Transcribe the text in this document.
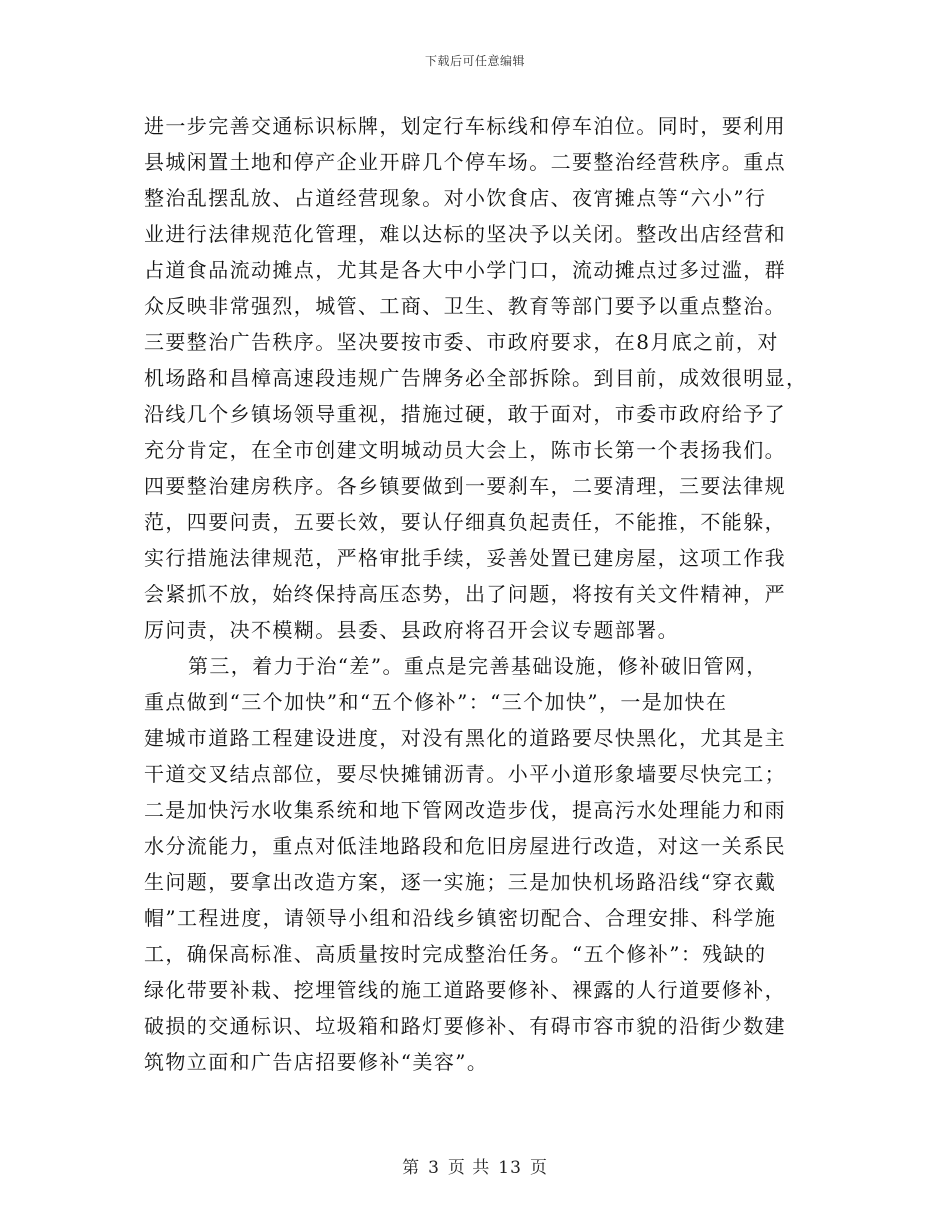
下载后可任意编辑
进一步完善交通标识标牌，划定行车标线和停车泊位。同时，要利用
县城闲置土地和停产企业开辟几个停车场。二要整治经营秩序。重点
整治乱摆乱放、占道经营现象。对小饮食店、夜宵摊点等“六小”行
业进行法律规范化管理，难以达标的坚决予以关闭。整改出店经营和
占道食品流动摊点，尤其是各大中小学门口，流动摊点过多过滥，群
众反映非常强烈，城管、工商、卫生、教育等部门要予以重点整治。
三要整治广告秩序。坚决要按市委、市政府要求，在8月底之前，对
机场路和昌樟高速段违规广告牌务必全部拆除。到目前，成效很明显，
沿线几个乡镇场领导重视，措施过硬，敢于面对，市委市政府给予了
充分肯定，在全市创建文明城动员大会上，陈市长第一个表扬我们。
四要整治建房秩序。各乡镇要做到一要刹车，二要清理，三要法律规
范，四要问责，五要长效，要认仔细真负起责任，不能推，不能躲，
实行措施法律规范，严格审批手续，妥善处置已建房屋，这项工作我
会紧抓不放，始终保持高压态势，出了问题，将按有关文件精神，严
厉问责，决不模糊。县委、县政府将召开会议专题部署。
第三，着力于治“差”。重点是完善基础设施，修补破旧管网，
重点做到“三个加快”和“五个修补”：“三个加快”，一是加快在
建城市道路工程建设进度，对没有黑化的道路要尽快黑化，尤其是主
干道交叉结点部位，要尽快摊铺沥青。小平小道形象墙要尽快完工；
二是加快污水收集系统和地下管网改造步伐，提高污水处理能力和雨
水分流能力，重点对低洼地路段和危旧房屋进行改造，对这一关系民
生问题，要拿出改造方案，逐一实施；三是加快机场路沿线“穿衣戴
帽”工程进度，请领导小组和沿线乡镇密切配合、合理安排、科学施
工，确保高标准、高质量按时完成整治任务。“五个修补”：残缺的
绿化带要补栽、挖埋管线的施工道路要修补、裸露的人行道要修补，
破损的交通标识、垃圾箱和路灯要修补、有碍市容市貌的沿街少数建
筑物立面和广告店招要修补“美容”。
第 3 页 共 13 页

# # # # # # #

-- Goal --
Retype the whole listing exactly and leave the pictures out.

-- Answer for the task --
Transcribe the text in this document.
下载后可任意编辑
进一步完善交通标识标牌，划定行车标线和停车泊位。同时，要利用
县城闲置土地和停产企业开辟几个停车场。二要整治经营秩序。重点
整治乱摆乱放、占道经营现象。对小饮食店、夜宵摊点等“六小”行
业进行法律规范化管理，难以达标的坚决予以关闭。整改出店经营和
占道食品流动摊点，尤其是各大中小学门口，流动摊点过多过滥，群
众反映非常强烈，城管、工商、卫生、教育等部门要予以重点整治。
三要整治广告秩序。坚决要按市委、市政府要求，在8月底之前，对
机场路和昌樟高速段违规广告牌务必全部拆除。到目前，成效很明显，
沿线几个乡镇场领导重视，措施过硬，敢于面对，市委市政府给予了
充分肯定，在全市创建文明城动员大会上，陈市长第一个表扬我们。
四要整治建房秩序。各乡镇要做到一要刹车，二要清理，三要法律规
范，四要问责，五要长效，要认仔细真负起责任，不能推，不能躲，
实行措施法律规范，严格审批手续，妥善处置已建房屋，这项工作我
会紧抓不放，始终保持高压态势，出了问题，将按有关文件精神，严
厉问责，决不模糊。县委、县政府将召开会议专题部署。
第三，着力于治“差”。重点是完善基础设施，修补破旧管网，
重点做到“三个加快”和“五个修补”：“三个加快”，一是加快在
建城市道路工程建设进度，对没有黑化的道路要尽快黑化，尤其是主
干道交叉结点部位，要尽快摊铺沥青。小平小道形象墙要尽快完工；
二是加快污水收集系统和地下管网改造步伐，提高污水处理能力和雨
水分流能力，重点对低洼地路段和危旧房屋进行改造，对这一关系民
生问题，要拿出改造方案，逐一实施；三是加快机场路沿线“穿衣戴
帽”工程进度，请领导小组和沿线乡镇密切配合、合理安排、科学施
工，确保高标准、高质量按时完成整治任务。“五个修补”：残缺的
绿化带要补栽、挖埋管线的施工道路要修补、裸露的人行道要修补，
破损的交通标识、垃圾箱和路灯要修补、有碍市容市貌的沿街少数建
筑物立面和广告店招要修补“美容”。
第 3 页 共 13 页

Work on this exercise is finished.